Brief —
Copy each line in the data that includes the word "Entre".

Records provided —
== == ==

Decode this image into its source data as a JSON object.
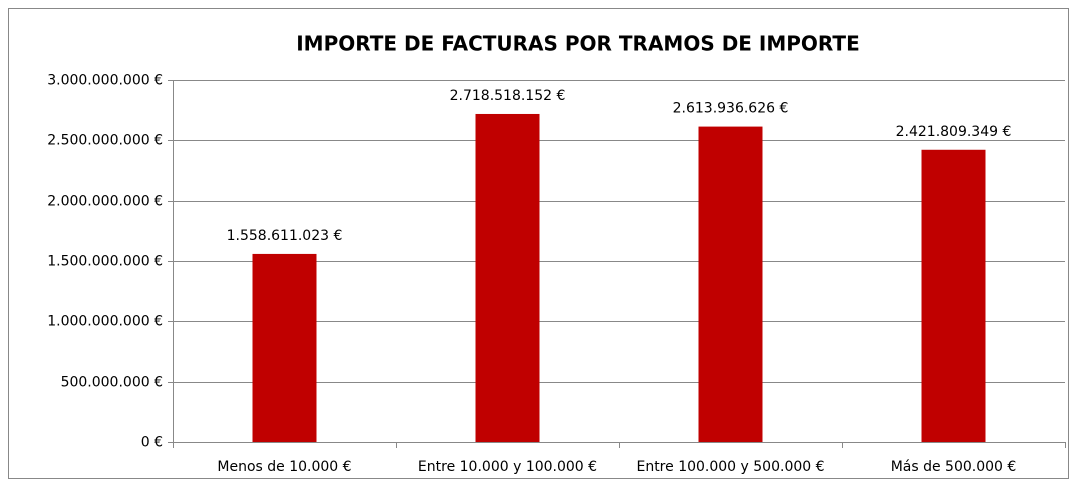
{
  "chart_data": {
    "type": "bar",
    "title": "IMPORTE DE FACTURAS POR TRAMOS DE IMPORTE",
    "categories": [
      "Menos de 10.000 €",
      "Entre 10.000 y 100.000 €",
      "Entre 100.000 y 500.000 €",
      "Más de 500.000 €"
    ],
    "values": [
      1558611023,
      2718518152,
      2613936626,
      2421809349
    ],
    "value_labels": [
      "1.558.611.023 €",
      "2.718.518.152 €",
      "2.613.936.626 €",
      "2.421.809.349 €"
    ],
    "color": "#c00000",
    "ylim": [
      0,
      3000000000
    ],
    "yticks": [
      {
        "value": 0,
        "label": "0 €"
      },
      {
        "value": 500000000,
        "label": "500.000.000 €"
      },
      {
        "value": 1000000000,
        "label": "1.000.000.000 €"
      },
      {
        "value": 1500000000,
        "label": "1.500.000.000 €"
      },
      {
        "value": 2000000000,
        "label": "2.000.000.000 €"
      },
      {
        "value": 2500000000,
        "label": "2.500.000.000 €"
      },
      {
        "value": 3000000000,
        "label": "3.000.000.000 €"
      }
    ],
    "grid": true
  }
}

== == ==

Expected answer —
      "Entre 10.000 y 100.000 €",
      "Entre 100.000 y 500.000 €",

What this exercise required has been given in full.